PROBLEM >>
Copy out the entries exactly, from the first line to the last.

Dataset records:
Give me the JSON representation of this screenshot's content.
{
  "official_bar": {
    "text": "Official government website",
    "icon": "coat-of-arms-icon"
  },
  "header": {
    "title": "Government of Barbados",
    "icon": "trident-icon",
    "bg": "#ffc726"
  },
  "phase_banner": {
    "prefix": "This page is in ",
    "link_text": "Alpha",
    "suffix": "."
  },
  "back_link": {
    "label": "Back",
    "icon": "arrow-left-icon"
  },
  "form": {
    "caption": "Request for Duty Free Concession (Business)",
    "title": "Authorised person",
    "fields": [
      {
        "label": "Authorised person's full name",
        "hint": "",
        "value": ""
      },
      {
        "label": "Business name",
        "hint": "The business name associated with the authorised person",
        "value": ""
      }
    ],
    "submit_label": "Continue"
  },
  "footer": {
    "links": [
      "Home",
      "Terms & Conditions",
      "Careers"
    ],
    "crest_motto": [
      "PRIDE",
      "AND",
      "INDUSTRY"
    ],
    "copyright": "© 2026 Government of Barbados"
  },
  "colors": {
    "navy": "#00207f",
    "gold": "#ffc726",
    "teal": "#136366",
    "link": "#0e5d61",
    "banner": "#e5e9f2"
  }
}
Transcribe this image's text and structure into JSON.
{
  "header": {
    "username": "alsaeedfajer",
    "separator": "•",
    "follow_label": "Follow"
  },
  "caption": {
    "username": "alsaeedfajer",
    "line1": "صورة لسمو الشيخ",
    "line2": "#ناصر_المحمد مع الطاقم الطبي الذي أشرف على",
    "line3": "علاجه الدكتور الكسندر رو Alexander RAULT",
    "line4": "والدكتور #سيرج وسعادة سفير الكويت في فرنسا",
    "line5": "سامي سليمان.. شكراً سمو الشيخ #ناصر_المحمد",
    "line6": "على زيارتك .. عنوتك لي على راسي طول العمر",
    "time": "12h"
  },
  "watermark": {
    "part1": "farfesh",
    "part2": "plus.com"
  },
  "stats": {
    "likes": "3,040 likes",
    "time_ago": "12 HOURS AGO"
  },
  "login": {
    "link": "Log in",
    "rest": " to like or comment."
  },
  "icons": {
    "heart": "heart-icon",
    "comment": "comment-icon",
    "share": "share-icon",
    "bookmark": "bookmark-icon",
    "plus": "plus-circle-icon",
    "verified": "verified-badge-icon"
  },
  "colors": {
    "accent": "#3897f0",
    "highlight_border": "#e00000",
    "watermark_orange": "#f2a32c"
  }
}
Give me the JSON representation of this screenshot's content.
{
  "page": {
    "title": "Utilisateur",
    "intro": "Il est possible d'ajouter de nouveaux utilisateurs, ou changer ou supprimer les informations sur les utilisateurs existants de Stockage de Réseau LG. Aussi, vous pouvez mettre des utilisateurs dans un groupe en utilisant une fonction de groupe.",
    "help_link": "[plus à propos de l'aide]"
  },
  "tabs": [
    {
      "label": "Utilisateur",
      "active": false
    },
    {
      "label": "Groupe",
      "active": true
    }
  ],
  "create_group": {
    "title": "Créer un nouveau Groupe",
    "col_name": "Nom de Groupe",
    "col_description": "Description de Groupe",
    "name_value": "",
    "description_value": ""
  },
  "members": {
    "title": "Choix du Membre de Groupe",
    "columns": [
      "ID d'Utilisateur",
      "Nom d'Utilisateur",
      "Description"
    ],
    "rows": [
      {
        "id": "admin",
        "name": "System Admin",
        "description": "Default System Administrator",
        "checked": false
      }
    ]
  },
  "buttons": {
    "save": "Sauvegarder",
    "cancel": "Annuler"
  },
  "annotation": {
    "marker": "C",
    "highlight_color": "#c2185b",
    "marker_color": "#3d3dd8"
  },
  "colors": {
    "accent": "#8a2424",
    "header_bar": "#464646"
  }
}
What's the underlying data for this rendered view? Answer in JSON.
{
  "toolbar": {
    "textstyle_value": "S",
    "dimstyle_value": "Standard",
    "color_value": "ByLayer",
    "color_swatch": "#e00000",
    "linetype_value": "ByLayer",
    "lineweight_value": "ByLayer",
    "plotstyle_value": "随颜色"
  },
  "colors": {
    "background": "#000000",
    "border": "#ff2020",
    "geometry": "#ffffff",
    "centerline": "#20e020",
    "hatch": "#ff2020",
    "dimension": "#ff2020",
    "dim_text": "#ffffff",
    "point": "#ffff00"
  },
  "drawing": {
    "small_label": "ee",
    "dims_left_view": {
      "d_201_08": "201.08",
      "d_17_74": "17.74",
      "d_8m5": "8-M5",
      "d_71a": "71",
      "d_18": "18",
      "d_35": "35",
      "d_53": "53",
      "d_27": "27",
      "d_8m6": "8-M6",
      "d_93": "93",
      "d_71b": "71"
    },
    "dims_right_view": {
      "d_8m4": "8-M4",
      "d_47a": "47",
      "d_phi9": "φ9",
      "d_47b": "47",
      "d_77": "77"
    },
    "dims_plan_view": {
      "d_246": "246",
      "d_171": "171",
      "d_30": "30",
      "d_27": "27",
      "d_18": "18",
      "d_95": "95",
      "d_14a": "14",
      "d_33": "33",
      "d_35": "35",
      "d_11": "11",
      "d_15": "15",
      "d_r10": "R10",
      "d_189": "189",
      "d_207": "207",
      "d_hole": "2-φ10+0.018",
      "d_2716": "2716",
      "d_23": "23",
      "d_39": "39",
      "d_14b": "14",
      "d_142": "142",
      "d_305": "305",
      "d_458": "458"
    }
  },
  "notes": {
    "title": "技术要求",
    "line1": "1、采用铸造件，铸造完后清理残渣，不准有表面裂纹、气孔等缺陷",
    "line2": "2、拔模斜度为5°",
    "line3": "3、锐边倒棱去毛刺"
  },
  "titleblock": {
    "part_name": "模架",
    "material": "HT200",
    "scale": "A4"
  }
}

RESPONSE BELOW >>
Give me the JSON representation of this screenshot's content.
{
  "official_bar": {
    "text": "Official government website",
    "icon": "coat-of-arms-icon"
  },
  "header": {
    "title": "Government of Barbados",
    "icon": "trident-icon",
    "bg": "#ffc726"
  },
  "phase_banner": {
    "prefix": "This page is in ",
    "link_text": "Alpha",
    "suffix": "."
  },
  "back_link": {
    "label": "Back",
    "icon": "arrow-left-icon"
  },
  "form": {
    "caption": "Request for Duty Free Concession (Business)",
    "title": "Authorised person",
    "fields": [
      {
        "label": "Authorised person's full name",
        "hint": "",
        "value": ""
      },
      {
        "label": "Business name",
        "hint": "The business name associated with the authorised person",
        "value": ""
      }
    ],
    "submit_label": "Continue"
  },
  "footer": {
    "links": [
      "Home",
      "Terms & Conditions",
      "Careers"
    ],
    "crest_motto": [
      "PRIDE",
      "AND",
      "INDUSTRY"
    ],
    "copyright": "© 2026 Government of Barbados"
  },
  "colors": {
    "navy": "#00207f",
    "gold": "#ffc726",
    "teal": "#136366",
    "link": "#0e5d61",
    "banner": "#e5e9f2"
  }
}
Transcribe this image's text and structure into JSON.
{
  "header": {
    "username": "alsaeedfajer",
    "separator": "•",
    "follow_label": "Follow"
  },
  "caption": {
    "username": "alsaeedfajer",
    "line1": "صورة لسمو الشيخ",
    "line2": "#ناصر_المحمد مع الطاقم الطبي الذي أشرف على",
    "line3": "علاجه الدكتور الكسندر رو Alexander RAULT",
    "line4": "والدكتور #سيرج وسعادة سفير الكويت في فرنسا",
    "line5": "سامي سليمان.. شكراً سمو الشيخ #ناصر_المحمد",
    "line6": "على زيارتك .. عنوتك لي على راسي طول العمر",
    "time": "12h"
  },
  "watermark": {
    "part1": "farfesh",
    "part2": "plus.com"
  },
  "stats": {
    "likes": "3,040 likes",
    "time_ago": "12 HOURS AGO"
  },
  "login": {
    "link": "Log in",
    "rest": " to like or comment."
  },
  "icons": {
    "heart": "heart-icon",
    "comment": "comment-icon",
    "share": "share-icon",
    "bookmark": "bookmark-icon",
    "plus": "plus-circle-icon",
    "verified": "verified-badge-icon"
  },
  "colors": {
    "accent": "#3897f0",
    "highlight_border": "#e00000",
    "watermark_orange": "#f2a32c"
  }
}
Give me the JSON representation of this screenshot's content.
{
  "page": {
    "title": "Utilisateur",
    "intro": "Il est possible d'ajouter de nouveaux utilisateurs, ou changer ou supprimer les informations sur les utilisateurs existants de Stockage de Réseau LG. Aussi, vous pouvez mettre des utilisateurs dans un groupe en utilisant une fonction de groupe.",
    "help_link": "[plus à propos de l'aide]"
  },
  "tabs": [
    {
      "label": "Utilisateur",
      "active": false
    },
    {
      "label": "Groupe",
      "active": true
    }
  ],
  "create_group": {
    "title": "Créer un nouveau Groupe",
    "col_name": "Nom de Groupe",
    "col_description": "Description de Groupe",
    "name_value": "",
    "description_value": ""
  },
  "members": {
    "title": "Choix du Membre de Groupe",
    "columns": [
      "ID d'Utilisateur",
      "Nom d'Utilisateur",
      "Description"
    ],
    "rows": [
      {
        "id": "admin",
        "name": "System Admin",
        "description": "Default System Administrator",
        "checked": false
      }
    ]
  },
  "buttons": {
    "save": "Sauvegarder",
    "cancel": "Annuler"
  },
  "annotation": {
    "marker": "C",
    "highlight_color": "#c2185b",
    "marker_color": "#3d3dd8"
  },
  "colors": {
    "accent": "#8a2424",
    "header_bar": "#464646"
  }
}
What's the underlying data for this rendered view? Answer in JSON.
{
  "toolbar": {
    "textstyle_value": "S",
    "dimstyle_value": "Standard",
    "color_value": "ByLayer",
    "color_swatch": "#e00000",
    "linetype_value": "ByLayer",
    "lineweight_value": "ByLayer",
    "plotstyle_value": "随颜色"
  },
  "colors": {
    "background": "#000000",
    "border": "#ff2020",
    "geometry": "#ffffff",
    "centerline": "#20e020",
    "hatch": "#ff2020",
    "dimension": "#ff2020",
    "dim_text": "#ffffff",
    "point": "#ffff00"
  },
  "drawing": {
    "small_label": "ee",
    "dims_left_view": {
      "d_201_08": "201.08",
      "d_17_74": "17.74",
      "d_8m5": "8-M5",
      "d_71a": "71",
      "d_18": "18",
      "d_35": "35",
      "d_53": "53",
      "d_27": "27",
      "d_8m6": "8-M6",
      "d_93": "93",
      "d_71b": "71"
    },
    "dims_right_view": {
      "d_8m4": "8-M4",
      "d_47a": "47",
      "d_phi9": "φ9",
      "d_47b": "47",
      "d_77": "77"
    },
    "dims_plan_view": {
      "d_246": "246",
      "d_171": "171",
      "d_30": "30",
      "d_27": "27",
      "d_18": "18",
      "d_95": "95",
      "d_14a": "14",
      "d_33": "33",
      "d_35": "35",
      "d_11": "11",
      "d_15": "15",
      "d_r10": "R10",
      "d_189": "189",
      "d_207": "207",
      "d_hole": "2-φ10+0.018",
      "d_2716": "2716",
      "d_23": "23",
      "d_39": "39",
      "d_14b": "14",
      "d_142": "142",
      "d_305": "305",
      "d_458": "458"
    }
  },
  "notes": {
    "title": "技术要求",
    "line1": "1、采用铸造件，铸造完后清理残渣，不准有表面裂纹、气孔等缺陷",
    "line2": "2、拔模斜度为5°",
    "line3": "3、锐边倒棱去毛刺"
  },
  "titleblock": {
    "part_name": "模架",
    "material": "HT200",
    "scale": "A4"
  }
}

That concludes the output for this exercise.